* _Supplied passage_:
----

Loading an ORC file and infer the schema:

>>> from snowflake.snowpark.functions import col
>>> _ = session.file.put("tests/resources/test.orc", "@mystage", auto_compress=False)
>>> # Create a DataFrame that uses a DataFrameReader to load data from a file in a stage.
>>> df = session.read.orc("@mystage/test.orc").where(col('"num"') == 2)
>>> # Load the data into the DataFrame and return an array of rows containing the results.
>>> df.collect()
[Row(str='str2', num=2)]

Example 6:

Loading an AVRO file and infer the schema:

>>> from snowflake.snowpark.functions import col
>>> _ = session.file.put("tests/resources/test.avro", "@mystage", auto_compress=False)
>>> # Create a DataFrame that uses a DataFrameReader to load data from a file in a stage.

----

* _Stored rows_:
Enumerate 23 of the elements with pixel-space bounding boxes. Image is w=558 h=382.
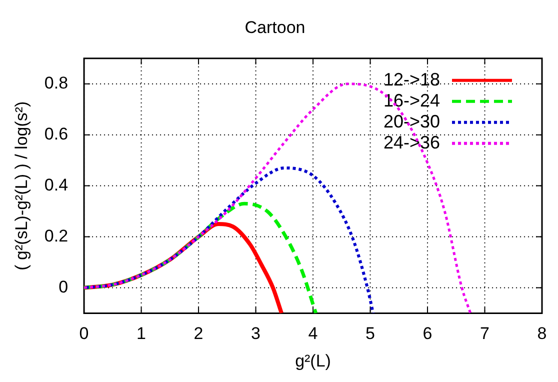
x-tick-label: 3 <box>251 324 261 344</box>
x-tick-label: 4 <box>308 324 318 344</box>
x-tick-label: 2 <box>194 324 204 344</box>
x-tick-label: 5 <box>366 324 375 344</box>
y-tick-label: 0.2 <box>44 226 68 246</box>
line-series <box>84 166 375 314</box>
chart-title: Cartoon <box>244 18 306 37</box>
y-axis-title: ( g²(sL)-g²(L) ) / log(s²) <box>12 101 31 270</box>
y-tick-label: 0 <box>58 277 68 296</box>
line-series <box>84 202 318 314</box>
x-tick-label: 0 <box>79 324 89 344</box>
x-axis-title: g²(L) <box>295 351 331 370</box>
y-tick-label: 0.8 <box>44 74 68 93</box>
legend-label: 12->18 <box>383 69 440 90</box>
y-tick-label: 0.6 <box>44 124 68 144</box>
x-tick-label: 7 <box>480 324 490 344</box>
y-tick-label: 0.4 <box>44 175 68 194</box>
x-tick-label: 6 <box>422 324 432 344</box>
x-tick-label: 1 <box>136 324 146 344</box>
legend-label: 24->36 <box>383 132 440 152</box>
x-tick-label: 8 <box>537 324 547 344</box>
legend-label: 16->24 <box>383 90 440 110</box>
legend-label: 20->30 <box>383 111 440 132</box>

----

* _Set of tasks_:
1. Answer these questions about the Snowpark file-loading text:
(a) Which local file is put into @mystage in the ORC example?
(b) What does df.collect() return in the ORC example?
(c) Under which example number does loading an AVRO file appear?
2. Please quote the lines of the records from the line with "x-tick-label: 3 <box>251 324 261 344</box>" to the line with "line-series <box>84 166 375 314</box>".

* _Solution set_:
1.
(a) tests/resources/test.orc
(b) [Row(str='str2', num=2)]
(c) Example 6

2.
x-tick-label: 3 <box>251 324 261 344</box>
x-tick-label: 4 <box>308 324 318 344</box>
x-tick-label: 2 <box>194 324 204 344</box>
x-tick-label: 5 <box>366 324 375 344</box>
y-tick-label: 0.2 <box>44 226 68 246</box>
line-series <box>84 166 375 314</box>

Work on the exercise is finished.